» **What you need to do**
Copy each line exactly.

(Data entries)

○ ○ ○ ○ ○ ○ ○

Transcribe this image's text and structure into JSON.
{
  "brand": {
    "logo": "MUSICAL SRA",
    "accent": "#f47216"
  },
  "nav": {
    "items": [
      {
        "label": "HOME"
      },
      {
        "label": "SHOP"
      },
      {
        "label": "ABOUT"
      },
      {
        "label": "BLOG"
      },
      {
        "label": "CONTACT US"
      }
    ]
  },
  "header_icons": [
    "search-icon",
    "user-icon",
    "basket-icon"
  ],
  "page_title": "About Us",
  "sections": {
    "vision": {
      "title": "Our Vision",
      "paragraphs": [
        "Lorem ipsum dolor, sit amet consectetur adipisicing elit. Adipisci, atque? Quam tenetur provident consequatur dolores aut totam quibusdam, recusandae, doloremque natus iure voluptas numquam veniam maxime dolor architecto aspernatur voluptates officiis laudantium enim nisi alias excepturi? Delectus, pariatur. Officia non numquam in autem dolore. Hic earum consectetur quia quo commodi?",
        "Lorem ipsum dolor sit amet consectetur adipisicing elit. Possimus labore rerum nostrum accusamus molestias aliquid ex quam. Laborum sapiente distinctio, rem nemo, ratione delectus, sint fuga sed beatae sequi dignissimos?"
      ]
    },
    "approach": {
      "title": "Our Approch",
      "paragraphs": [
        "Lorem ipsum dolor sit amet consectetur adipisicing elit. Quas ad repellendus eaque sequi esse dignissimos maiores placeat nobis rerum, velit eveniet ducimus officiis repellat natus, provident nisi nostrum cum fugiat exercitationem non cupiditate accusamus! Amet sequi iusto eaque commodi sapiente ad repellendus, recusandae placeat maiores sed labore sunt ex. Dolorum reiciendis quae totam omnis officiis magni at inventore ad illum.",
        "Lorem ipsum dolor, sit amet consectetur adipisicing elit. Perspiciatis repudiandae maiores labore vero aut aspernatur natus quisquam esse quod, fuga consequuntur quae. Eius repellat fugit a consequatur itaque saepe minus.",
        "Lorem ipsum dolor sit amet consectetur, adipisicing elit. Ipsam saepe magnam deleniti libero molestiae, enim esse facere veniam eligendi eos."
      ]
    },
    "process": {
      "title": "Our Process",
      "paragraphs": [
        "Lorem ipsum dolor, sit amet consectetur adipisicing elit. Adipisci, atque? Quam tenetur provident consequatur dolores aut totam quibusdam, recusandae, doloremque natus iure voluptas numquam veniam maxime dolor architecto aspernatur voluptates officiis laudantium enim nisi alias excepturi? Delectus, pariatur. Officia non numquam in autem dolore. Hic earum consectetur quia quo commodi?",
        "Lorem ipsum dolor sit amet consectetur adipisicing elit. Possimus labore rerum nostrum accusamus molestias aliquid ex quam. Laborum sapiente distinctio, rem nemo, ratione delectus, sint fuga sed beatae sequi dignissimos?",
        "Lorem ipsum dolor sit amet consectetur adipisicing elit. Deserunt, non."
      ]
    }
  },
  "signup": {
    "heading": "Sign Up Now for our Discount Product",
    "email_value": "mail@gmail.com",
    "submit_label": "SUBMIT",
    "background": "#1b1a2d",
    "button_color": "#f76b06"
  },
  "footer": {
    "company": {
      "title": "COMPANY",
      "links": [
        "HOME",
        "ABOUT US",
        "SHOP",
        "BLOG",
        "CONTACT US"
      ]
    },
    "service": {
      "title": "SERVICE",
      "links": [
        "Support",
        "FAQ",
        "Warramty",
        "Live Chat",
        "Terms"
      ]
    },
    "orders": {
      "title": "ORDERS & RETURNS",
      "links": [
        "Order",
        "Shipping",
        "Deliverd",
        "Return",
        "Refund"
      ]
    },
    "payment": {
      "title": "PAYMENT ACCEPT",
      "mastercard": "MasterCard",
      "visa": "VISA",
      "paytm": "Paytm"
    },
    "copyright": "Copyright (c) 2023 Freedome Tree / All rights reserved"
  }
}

○ ○ ○ ○ ○ ○ ○

» **Correct response**
Transcribe this image's text and structure into JSON.
{
  "brand": {
    "logo": "MUSICAL SRA",
    "accent": "#f47216"
  },
  "nav": {
    "items": [
      {
        "label": "HOME"
      },
      {
        "label": "SHOP"
      },
      {
        "label": "ABOUT"
      },
      {
        "label": "BLOG"
      },
      {
        "label": "CONTACT US"
      }
    ]
  },
  "header_icons": [
    "search-icon",
    "user-icon",
    "basket-icon"
  ],
  "page_title": "About Us",
  "sections": {
    "vision": {
      "title": "Our Vision",
      "paragraphs": [
        "Lorem ipsum dolor, sit amet consectetur adipisicing elit. Adipisci, atque? Quam tenetur provident consequatur dolores aut totam quibusdam, recusandae, doloremque natus iure voluptas numquam veniam maxime dolor architecto aspernatur voluptates officiis laudantium enim nisi alias excepturi? Delectus, pariatur. Officia non numquam in autem dolore. Hic earum consectetur quia quo commodi?",
        "Lorem ipsum dolor sit amet consectetur adipisicing elit. Possimus labore rerum nostrum accusamus molestias aliquid ex quam. Laborum sapiente distinctio, rem nemo, ratione delectus, sint fuga sed beatae sequi dignissimos?"
      ]
    },
    "approach": {
      "title": "Our Approch",
      "paragraphs": [
        "Lorem ipsum dolor sit amet consectetur adipisicing elit. Quas ad repellendus eaque sequi esse dignissimos maiores placeat nobis rerum, velit eveniet ducimus officiis repellat natus, provident nisi nostrum cum fugiat exercitationem non cupiditate accusamus! Amet sequi iusto eaque commodi sapiente ad repellendus, recusandae placeat maiores sed labore sunt ex. Dolorum reiciendis quae totam omnis officiis magni at inventore ad illum.",
        "Lorem ipsum dolor, sit amet consectetur adipisicing elit. Perspiciatis repudiandae maiores labore vero aut aspernatur natus quisquam esse quod, fuga consequuntur quae. Eius repellat fugit a consequatur itaque saepe minus.",
        "Lorem ipsum dolor sit amet consectetur, adipisicing elit. Ipsam saepe magnam deleniti libero molestiae, enim esse facere veniam eligendi eos."
      ]
    },
    "process": {
      "title": "Our Process",
      "paragraphs": [
        "Lorem ipsum dolor, sit amet consectetur adipisicing elit. Adipisci, atque? Quam tenetur provident consequatur dolores aut totam quibusdam, recusandae, doloremque natus iure voluptas numquam veniam maxime dolor architecto aspernatur voluptates officiis laudantium enim nisi alias excepturi? Delectus, pariatur. Officia non numquam in autem dolore. Hic earum consectetur quia quo commodi?",
        "Lorem ipsum dolor sit amet consectetur adipisicing elit. Possimus labore rerum nostrum accusamus molestias aliquid ex quam. Laborum sapiente distinctio, rem nemo, ratione delectus, sint fuga sed beatae sequi dignissimos?",
        "Lorem ipsum dolor sit amet consectetur adipisicing elit. Deserunt, non."
      ]
    }
  },
  "signup": {
    "heading": "Sign Up Now for our Discount Product",
    "email_value": "mail@gmail.com",
    "submit_label": "SUBMIT",
    "background": "#1b1a2d",
    "button_color": "#f76b06"
  },
  "footer": {
    "company": {
      "title": "COMPANY",
      "links": [
        "HOME",
        "ABOUT US",
        "SHOP",
        "BLOG",
        "CONTACT US"
      ]
    },
    "service": {
      "title": "SERVICE",
      "links": [
        "Support",
        "FAQ",
        "Warramty",
        "Live Chat",
        "Terms"
      ]
    },
    "orders": {
      "title": "ORDERS & RETURNS",
      "links": [
        "Order",
        "Shipping",
        "Deliverd",
        "Return",
        "Refund"
      ]
    },
    "payment": {
      "title": "PAYMENT ACCEPT",
      "mastercard": "MasterCard",
      "visa": "VISA",
      "paytm": "Paytm"
    },
    "copyright": "Copyright (c) 2023 Freedome Tree / All rights reserved"
  }
}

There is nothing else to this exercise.